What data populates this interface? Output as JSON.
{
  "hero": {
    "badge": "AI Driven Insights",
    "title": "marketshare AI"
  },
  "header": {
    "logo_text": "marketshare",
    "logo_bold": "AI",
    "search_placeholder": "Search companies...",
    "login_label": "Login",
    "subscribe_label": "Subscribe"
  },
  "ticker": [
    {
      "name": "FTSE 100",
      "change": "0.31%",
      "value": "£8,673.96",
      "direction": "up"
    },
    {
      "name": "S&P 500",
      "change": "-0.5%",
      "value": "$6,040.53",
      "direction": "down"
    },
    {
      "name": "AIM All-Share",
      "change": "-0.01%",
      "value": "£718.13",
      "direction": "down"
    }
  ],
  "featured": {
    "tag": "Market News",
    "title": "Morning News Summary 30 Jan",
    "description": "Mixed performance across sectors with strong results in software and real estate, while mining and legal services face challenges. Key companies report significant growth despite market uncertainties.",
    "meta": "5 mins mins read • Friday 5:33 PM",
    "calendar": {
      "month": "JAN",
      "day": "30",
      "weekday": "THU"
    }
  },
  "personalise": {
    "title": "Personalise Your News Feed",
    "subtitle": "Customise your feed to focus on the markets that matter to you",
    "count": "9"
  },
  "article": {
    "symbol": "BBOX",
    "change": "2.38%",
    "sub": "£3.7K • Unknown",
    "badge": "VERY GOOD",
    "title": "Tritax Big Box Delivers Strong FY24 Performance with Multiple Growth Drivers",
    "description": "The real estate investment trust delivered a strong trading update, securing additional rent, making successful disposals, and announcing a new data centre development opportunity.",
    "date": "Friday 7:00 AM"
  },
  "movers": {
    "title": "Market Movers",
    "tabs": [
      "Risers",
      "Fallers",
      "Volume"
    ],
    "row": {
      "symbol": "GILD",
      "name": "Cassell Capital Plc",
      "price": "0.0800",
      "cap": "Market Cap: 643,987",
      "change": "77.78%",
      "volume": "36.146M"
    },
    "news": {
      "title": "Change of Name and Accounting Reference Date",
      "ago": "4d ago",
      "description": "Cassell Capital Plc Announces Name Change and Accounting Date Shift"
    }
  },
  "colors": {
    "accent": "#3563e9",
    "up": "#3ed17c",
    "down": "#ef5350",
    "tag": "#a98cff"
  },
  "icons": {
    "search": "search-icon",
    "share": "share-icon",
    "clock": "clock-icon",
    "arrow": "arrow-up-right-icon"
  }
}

* * *

### WHAT IS REQUIRED
Copy whichever lines in the listing above contain the word "badge".

### EXERCISE RESPONSE
    "badge": "AI Driven Insights",
    "badge": "VERY GOOD",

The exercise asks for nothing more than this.